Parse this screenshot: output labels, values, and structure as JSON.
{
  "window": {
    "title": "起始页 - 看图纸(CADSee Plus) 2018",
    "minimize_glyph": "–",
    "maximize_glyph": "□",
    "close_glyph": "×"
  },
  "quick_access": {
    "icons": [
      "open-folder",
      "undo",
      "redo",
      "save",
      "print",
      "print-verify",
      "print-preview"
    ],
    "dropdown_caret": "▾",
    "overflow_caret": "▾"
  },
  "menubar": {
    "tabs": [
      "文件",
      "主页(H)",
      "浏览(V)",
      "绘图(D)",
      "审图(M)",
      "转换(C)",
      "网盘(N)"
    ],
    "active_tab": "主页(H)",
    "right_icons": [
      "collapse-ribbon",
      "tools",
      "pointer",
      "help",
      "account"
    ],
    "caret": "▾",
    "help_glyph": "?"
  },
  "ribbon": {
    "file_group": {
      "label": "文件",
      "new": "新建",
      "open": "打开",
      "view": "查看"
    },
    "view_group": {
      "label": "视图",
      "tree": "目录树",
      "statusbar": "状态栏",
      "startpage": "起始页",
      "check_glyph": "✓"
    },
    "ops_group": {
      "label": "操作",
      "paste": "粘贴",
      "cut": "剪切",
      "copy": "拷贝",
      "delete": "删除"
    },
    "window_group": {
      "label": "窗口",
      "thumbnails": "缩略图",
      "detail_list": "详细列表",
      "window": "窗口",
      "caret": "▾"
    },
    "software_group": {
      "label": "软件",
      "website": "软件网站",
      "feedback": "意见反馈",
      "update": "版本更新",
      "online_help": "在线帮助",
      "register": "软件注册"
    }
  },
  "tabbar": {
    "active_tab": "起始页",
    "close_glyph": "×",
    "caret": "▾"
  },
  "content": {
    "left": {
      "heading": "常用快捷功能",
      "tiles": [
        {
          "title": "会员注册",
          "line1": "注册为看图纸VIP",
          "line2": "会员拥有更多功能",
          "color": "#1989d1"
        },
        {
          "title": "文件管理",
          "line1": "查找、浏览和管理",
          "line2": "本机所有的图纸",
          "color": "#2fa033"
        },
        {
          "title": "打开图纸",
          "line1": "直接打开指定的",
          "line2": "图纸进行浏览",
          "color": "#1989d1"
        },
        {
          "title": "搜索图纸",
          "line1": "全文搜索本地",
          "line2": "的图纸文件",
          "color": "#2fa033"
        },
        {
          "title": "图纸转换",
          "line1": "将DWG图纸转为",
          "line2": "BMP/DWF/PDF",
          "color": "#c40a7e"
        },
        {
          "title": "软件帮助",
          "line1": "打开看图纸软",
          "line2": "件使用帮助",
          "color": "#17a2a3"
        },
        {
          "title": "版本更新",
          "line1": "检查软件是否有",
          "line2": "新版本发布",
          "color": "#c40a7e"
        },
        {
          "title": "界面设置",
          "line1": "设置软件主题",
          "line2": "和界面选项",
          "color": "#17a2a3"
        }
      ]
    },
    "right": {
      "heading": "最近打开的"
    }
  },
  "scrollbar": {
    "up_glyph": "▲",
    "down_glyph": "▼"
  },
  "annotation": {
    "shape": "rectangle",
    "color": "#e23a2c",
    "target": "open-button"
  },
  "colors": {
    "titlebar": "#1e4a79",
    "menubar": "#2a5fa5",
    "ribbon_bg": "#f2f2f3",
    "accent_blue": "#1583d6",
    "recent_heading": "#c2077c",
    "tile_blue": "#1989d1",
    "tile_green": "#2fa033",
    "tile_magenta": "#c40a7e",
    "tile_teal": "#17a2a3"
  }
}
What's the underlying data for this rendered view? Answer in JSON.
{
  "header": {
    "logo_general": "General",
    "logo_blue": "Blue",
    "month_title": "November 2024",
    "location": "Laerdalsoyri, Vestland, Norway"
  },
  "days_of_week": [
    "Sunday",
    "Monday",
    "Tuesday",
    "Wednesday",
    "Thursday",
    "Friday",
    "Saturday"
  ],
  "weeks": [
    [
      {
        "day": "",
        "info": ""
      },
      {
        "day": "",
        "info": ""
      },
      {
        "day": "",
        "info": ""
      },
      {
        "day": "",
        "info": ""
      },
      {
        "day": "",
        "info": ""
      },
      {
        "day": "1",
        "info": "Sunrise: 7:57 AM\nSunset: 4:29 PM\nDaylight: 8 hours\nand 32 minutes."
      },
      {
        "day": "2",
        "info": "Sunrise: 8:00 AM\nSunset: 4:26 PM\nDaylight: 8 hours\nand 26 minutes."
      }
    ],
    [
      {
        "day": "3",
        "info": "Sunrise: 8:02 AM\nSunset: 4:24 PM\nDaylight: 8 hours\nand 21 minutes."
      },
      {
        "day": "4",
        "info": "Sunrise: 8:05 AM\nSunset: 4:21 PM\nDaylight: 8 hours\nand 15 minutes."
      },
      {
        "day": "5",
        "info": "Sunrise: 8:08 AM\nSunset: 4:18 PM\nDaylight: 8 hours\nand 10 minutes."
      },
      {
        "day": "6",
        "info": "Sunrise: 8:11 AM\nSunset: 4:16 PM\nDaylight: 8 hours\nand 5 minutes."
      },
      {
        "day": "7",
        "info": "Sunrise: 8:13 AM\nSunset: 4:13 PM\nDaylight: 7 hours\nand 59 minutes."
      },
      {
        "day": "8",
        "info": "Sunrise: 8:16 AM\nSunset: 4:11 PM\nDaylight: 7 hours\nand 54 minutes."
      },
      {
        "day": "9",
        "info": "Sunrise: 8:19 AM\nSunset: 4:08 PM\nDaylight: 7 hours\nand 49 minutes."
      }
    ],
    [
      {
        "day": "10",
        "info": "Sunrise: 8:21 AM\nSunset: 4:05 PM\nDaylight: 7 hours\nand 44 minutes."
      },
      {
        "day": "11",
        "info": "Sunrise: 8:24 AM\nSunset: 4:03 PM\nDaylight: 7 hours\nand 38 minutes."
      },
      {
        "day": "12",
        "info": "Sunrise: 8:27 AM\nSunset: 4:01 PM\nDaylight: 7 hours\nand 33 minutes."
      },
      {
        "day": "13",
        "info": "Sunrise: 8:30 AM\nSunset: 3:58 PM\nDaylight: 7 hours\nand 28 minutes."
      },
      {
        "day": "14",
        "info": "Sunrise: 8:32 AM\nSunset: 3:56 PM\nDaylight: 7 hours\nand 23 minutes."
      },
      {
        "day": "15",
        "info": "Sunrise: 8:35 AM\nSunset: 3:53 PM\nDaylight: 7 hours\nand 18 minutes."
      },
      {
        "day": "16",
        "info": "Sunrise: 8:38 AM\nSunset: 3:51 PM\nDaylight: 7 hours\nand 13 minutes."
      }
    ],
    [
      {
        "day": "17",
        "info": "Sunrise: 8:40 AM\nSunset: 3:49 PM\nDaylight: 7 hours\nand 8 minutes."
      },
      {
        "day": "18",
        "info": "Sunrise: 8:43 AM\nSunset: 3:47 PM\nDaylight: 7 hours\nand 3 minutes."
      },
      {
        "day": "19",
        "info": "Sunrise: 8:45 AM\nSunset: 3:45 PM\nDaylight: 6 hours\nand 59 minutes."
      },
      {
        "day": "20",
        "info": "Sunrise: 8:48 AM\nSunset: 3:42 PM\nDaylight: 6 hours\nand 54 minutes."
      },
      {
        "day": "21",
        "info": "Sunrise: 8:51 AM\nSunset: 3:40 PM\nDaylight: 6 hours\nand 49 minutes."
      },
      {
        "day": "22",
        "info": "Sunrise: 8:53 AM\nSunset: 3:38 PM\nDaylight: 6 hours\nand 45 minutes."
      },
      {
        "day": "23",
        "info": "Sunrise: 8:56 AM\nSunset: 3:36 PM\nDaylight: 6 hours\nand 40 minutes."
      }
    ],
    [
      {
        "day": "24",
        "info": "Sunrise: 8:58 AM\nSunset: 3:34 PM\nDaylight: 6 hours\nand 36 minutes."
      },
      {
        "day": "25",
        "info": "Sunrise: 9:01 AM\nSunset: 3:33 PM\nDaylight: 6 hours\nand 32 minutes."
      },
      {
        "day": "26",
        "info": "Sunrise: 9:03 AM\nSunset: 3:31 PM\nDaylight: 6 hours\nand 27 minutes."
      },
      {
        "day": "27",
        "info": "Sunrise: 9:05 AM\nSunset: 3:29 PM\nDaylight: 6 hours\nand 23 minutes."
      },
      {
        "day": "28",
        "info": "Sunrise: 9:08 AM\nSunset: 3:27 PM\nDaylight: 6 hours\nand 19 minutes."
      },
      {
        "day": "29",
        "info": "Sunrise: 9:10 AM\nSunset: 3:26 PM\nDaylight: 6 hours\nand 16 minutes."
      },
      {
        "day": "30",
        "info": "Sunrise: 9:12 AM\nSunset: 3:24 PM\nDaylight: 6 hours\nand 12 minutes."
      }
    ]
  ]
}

...

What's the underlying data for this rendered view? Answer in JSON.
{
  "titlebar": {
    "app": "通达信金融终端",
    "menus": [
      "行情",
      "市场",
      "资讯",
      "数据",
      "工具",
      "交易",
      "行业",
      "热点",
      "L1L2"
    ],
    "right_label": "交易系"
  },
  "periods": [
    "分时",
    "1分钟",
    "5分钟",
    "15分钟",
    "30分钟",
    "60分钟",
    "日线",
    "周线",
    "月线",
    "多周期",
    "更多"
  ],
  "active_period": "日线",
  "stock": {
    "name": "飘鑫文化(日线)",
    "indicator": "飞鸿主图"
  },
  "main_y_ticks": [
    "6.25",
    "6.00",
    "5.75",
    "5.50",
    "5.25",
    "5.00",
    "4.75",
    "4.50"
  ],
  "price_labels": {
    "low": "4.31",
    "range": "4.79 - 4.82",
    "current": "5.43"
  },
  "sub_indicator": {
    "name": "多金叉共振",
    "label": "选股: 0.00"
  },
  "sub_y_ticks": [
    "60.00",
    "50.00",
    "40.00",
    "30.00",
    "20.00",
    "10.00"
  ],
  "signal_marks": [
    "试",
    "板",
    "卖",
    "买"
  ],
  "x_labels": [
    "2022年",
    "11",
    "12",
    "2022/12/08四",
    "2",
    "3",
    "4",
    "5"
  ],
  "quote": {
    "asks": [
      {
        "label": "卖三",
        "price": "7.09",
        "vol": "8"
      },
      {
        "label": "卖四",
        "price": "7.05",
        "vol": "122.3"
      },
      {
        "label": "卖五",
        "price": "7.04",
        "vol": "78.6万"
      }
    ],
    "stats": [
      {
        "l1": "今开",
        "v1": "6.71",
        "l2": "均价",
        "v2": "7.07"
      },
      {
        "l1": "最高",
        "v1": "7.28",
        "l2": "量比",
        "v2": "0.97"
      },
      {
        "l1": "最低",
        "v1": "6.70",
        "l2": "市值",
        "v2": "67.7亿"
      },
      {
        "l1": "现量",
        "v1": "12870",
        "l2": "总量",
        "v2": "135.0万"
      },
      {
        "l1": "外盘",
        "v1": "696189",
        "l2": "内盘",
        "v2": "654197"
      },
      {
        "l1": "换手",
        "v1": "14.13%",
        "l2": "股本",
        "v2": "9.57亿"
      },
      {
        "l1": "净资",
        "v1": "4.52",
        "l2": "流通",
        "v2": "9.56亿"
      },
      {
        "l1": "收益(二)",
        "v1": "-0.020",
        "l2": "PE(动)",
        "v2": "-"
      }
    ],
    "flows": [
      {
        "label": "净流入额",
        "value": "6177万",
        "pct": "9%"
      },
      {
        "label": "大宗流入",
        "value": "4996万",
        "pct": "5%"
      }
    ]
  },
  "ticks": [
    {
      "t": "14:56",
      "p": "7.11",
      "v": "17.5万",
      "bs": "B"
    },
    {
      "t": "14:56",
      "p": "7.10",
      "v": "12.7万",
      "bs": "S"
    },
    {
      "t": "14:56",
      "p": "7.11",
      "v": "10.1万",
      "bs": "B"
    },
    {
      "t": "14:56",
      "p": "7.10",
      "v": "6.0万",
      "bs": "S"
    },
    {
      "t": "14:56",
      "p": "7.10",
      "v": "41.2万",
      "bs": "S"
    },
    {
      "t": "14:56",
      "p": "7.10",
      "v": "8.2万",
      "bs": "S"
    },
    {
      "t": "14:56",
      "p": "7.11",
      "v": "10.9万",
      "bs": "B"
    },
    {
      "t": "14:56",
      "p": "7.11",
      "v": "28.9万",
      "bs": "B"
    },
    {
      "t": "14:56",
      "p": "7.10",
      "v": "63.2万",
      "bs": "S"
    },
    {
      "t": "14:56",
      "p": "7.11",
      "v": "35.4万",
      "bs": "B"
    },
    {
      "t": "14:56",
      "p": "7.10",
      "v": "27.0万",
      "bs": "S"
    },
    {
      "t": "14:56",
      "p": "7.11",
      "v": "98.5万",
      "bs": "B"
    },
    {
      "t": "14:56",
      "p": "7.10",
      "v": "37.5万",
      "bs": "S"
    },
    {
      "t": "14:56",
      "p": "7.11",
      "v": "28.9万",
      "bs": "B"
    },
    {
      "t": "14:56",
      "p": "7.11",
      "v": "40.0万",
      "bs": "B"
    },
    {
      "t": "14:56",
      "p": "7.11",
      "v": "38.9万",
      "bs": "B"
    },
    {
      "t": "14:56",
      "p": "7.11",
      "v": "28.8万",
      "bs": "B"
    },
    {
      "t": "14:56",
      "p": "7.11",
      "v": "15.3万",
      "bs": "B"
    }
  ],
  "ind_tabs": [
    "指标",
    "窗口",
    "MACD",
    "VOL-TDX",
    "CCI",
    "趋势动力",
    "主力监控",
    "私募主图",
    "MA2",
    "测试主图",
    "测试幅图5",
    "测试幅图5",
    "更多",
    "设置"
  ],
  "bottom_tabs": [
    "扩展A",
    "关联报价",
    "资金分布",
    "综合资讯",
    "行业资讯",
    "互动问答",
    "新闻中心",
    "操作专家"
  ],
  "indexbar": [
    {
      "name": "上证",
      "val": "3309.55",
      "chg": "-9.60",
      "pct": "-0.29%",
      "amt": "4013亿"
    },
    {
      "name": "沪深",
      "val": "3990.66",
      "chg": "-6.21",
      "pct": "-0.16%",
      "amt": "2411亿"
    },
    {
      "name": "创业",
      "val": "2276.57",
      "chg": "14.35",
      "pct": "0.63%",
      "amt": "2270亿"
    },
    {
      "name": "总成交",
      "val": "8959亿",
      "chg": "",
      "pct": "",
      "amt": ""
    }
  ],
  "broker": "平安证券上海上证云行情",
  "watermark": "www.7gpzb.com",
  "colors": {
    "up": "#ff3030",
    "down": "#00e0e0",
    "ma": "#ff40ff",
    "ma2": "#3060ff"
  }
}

Problem description: Gather each line from the listing above that holds "name".

Expected answer:
    "name": "飘鑫文化(日线)",
    "name": "多金叉共振",
      "name": "上证",
      "name": "沪深",
      "name": "创业",
      "name": "总成交",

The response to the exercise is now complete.